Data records
+===+
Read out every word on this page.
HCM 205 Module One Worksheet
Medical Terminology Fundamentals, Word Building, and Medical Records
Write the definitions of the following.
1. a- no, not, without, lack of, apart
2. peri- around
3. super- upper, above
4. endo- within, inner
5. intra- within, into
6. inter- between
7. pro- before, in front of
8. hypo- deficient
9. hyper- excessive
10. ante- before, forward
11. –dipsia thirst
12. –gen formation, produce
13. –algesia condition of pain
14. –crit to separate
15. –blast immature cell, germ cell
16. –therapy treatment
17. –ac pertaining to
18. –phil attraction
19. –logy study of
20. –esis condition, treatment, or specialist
+===+
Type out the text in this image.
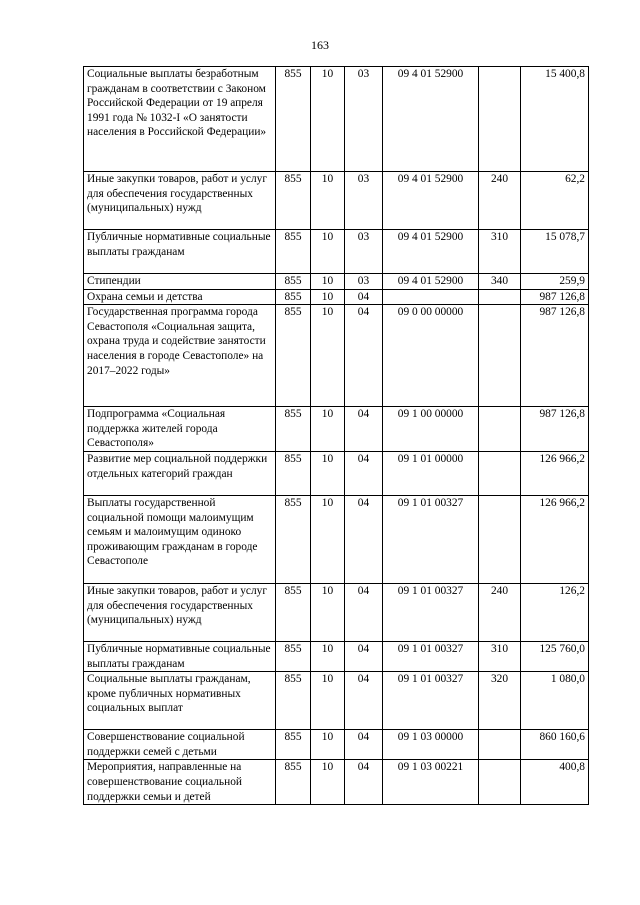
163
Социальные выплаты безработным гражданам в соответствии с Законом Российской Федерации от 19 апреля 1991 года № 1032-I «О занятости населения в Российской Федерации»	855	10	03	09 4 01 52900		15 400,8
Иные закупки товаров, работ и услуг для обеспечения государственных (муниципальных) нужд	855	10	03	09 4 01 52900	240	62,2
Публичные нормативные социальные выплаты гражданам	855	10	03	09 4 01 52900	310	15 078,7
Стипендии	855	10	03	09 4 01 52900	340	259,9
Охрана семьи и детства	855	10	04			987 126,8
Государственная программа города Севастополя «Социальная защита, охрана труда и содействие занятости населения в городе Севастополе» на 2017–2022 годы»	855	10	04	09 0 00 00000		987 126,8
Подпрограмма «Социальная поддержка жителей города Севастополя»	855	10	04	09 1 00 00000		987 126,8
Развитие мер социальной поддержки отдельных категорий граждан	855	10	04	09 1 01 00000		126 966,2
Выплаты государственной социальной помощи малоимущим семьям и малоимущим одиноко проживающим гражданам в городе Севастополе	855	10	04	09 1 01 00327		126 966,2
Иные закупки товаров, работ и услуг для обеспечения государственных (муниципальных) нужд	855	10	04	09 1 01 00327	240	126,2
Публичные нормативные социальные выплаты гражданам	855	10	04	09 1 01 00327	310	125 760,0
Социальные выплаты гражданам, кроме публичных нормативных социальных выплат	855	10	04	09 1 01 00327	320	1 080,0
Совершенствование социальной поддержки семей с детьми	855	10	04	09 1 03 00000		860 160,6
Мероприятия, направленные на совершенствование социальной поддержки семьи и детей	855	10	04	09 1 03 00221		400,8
+===+
_YOUR OBJECTIVE_
Report how many lines in the entries hold the string "занятости". Nothing but the number is wanted.

_REPLY_
2